DATA PROVIDED
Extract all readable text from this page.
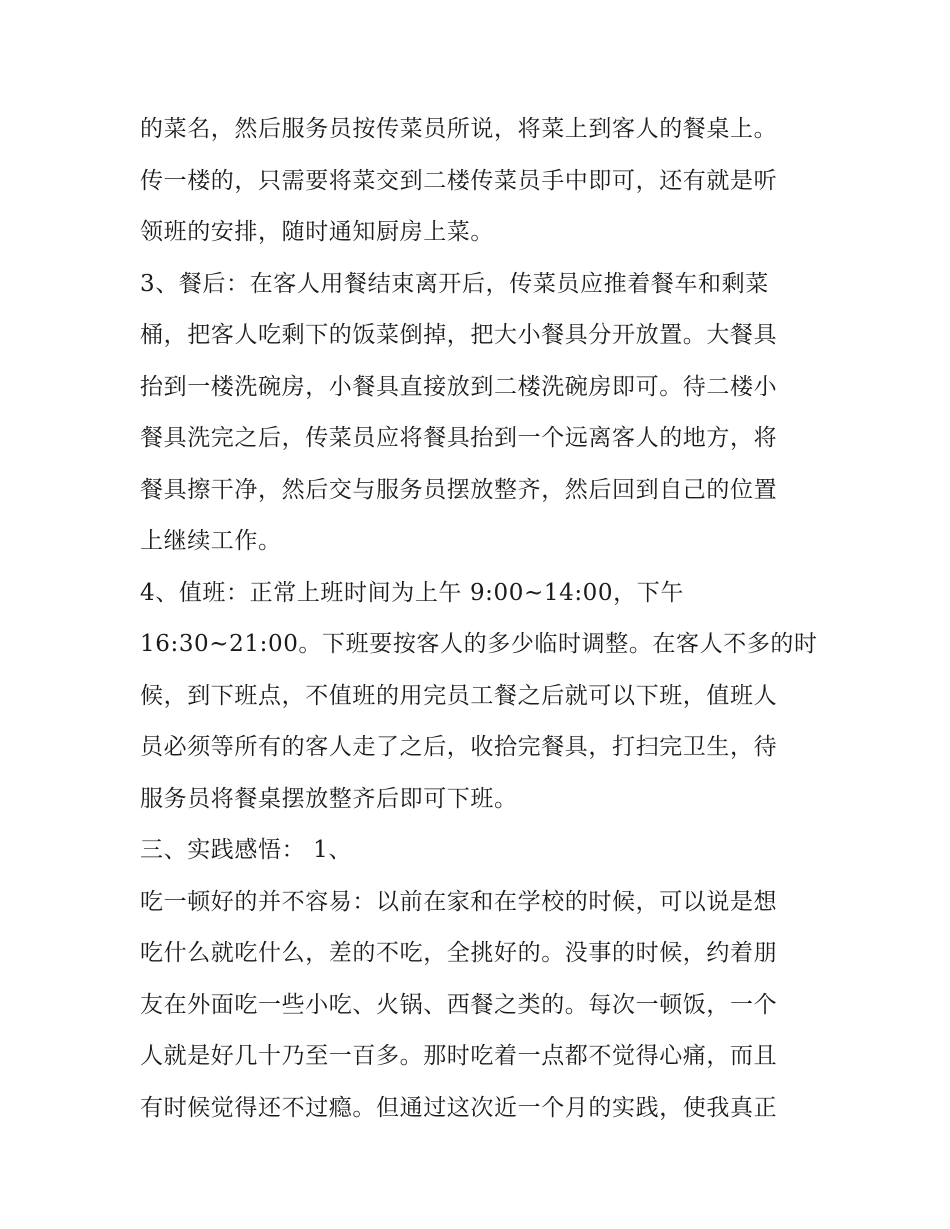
的菜名，然后服务员按传菜员所说，将菜上到客人的餐桌上。
传一楼的，只需要将菜交到二楼传菜员手中即可，还有就是听
领班的安排，随时通知厨房上菜。
3、餐后：在客人用餐结束离开后，传菜员应推着餐车和剩菜
桶，把客人吃剩下的饭菜倒掉，把大小餐具分开放置。大餐具
抬到一楼洗碗房，小餐具直接放到二楼洗碗房即可。待二楼小
餐具洗完之后，传菜员应将餐具抬到一个远离客人的地方，将
餐具擦干净，然后交与服务员摆放整齐，然后回到自己的位置
上继续工作。
4、值班：正常上班时间为上午 9:00~14:00，下午
16:30~21:00。下班要按客人的多少临时调整。在客人不多的时
候，到下班点，不值班的用完员工餐之后就可以下班，值班人
员必须等所有的客人走了之后，收拾完餐具，打扫完卫生，待
服务员将餐桌摆放整齐后即可下班。
三、实践感悟： 1、
吃一顿好的并不容易：以前在家和在学校的时候，可以说是想
吃什么就吃什么，差的不吃，全挑好的。没事的时候，约着朋
友在外面吃一些小吃、火锅、西餐之类的。每次一顿饭，一个
人就是好几十乃至一百多。那时吃着一点都不觉得心痛，而且
有时候觉得还不过瘾。但通过这次近一个月的实践，使我真正
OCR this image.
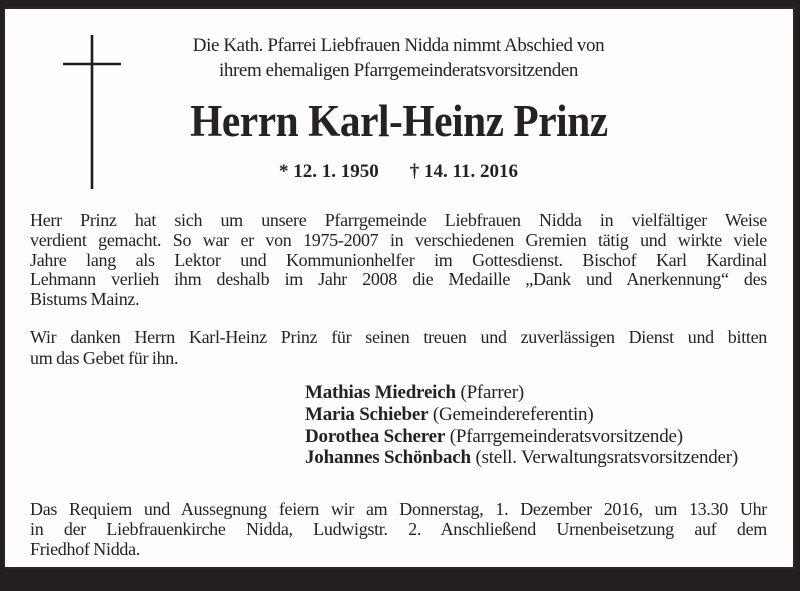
Die Kath. Pfarrei Liebfrauen Nidda nimmt Abschied von
ihrem ehemaligen Pfarrgemeinderatsvorsitzenden
Herrn Karl-Heinz Prinz
* 12. 1. 1950 † 14. 11. 2016
Herr Prinz hat sich um unsere Pfarrgemeinde Liebfrauen Nidda in vielfältiger Weise
verdient gemacht. So war er von 1975-2007 in verschiedenen Gremien tätig und wirkte viele
Jahre lang als Lektor und Kommunionhelfer im Gottesdienst. Bischof Karl Kardinal
Lehmann verlieh ihm deshalb im Jahr 2008 die Medaille „Dank und Anerkennung“ des
Bistums Mainz.
Wir danken Herrn Karl-Heinz Prinz für seinen treuen und zuverlässigen Dienst und bitten
um das Gebet für ihn.
Mathias Miedreich (Pfarrer)
Maria Schieber (Gemeindereferentin)
Dorothea Scherer (Pfarrgemeinderatsvorsitzende)
Johannes Schönbach (stell. Verwaltungsratsvorsitzender)
Das Requiem und Aussegnung feiern wir am Donnerstag, 1. Dezember 2016, um 13.30 Uhr
in der Liebfrauenkirche Nidda, Ludwigstr. 2. Anschließend Urnenbeisetzung auf dem
Friedhof Nidda.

WRITTEN EXERCISE
Quote all the lines above exactly as given. Do not include the pictures.

COMPLETE ANSWER
Extract all readable text from this page.
的菜名，然后服务员按传菜员所说，将菜上到客人的餐桌上。
传一楼的，只需要将菜交到二楼传菜员手中即可，还有就是听
领班的安排，随时通知厨房上菜。
3、餐后：在客人用餐结束离开后，传菜员应推着餐车和剩菜
桶，把客人吃剩下的饭菜倒掉，把大小餐具分开放置。大餐具
抬到一楼洗碗房，小餐具直接放到二楼洗碗房即可。待二楼小
餐具洗完之后，传菜员应将餐具抬到一个远离客人的地方，将
餐具擦干净，然后交与服务员摆放整齐，然后回到自己的位置
上继续工作。
4、值班：正常上班时间为上午 9:00~14:00，下午
16:30~21:00。下班要按客人的多少临时调整。在客人不多的时
候，到下班点，不值班的用完员工餐之后就可以下班，值班人
员必须等所有的客人走了之后，收拾完餐具，打扫完卫生，待
服务员将餐桌摆放整齐后即可下班。
三、实践感悟： 1、
吃一顿好的并不容易：以前在家和在学校的时候，可以说是想
吃什么就吃什么，差的不吃，全挑好的。没事的时候，约着朋
友在外面吃一些小吃、火锅、西餐之类的。每次一顿饭，一个
人就是好几十乃至一百多。那时吃着一点都不觉得心痛，而且
有时候觉得还不过瘾。但通过这次近一个月的实践，使我真正
OCR this image.
Die Kath. Pfarrei Liebfrauen Nidda nimmt Abschied von
ihrem ehemaligen Pfarrgemeinderatsvorsitzenden
Herrn Karl-Heinz Prinz
* 12. 1. 1950 † 14. 11. 2016
Herr Prinz hat sich um unsere Pfarrgemeinde Liebfrauen Nidda in vielfältiger Weise
verdient gemacht. So war er von 1975-2007 in verschiedenen Gremien tätig und wirkte viele
Jahre lang als Lektor und Kommunionhelfer im Gottesdienst. Bischof Karl Kardinal
Lehmann verlieh ihm deshalb im Jahr 2008 die Medaille „Dank und Anerkennung“ des
Bistums Mainz.
Wir danken Herrn Karl-Heinz Prinz für seinen treuen und zuverlässigen Dienst und bitten
um das Gebet für ihn.
Mathias Miedreich (Pfarrer)
Maria Schieber (Gemeindereferentin)
Dorothea Scherer (Pfarrgemeinderatsvorsitzende)
Johannes Schönbach (stell. Verwaltungsratsvorsitzender)
Das Requiem und Aussegnung feiern wir am Donnerstag, 1. Dezember 2016, um 13.30 Uhr
in der Liebfrauenkirche Nidda, Ludwigstr. 2. Anschließend Urnenbeisetzung auf dem
Friedhof Nidda.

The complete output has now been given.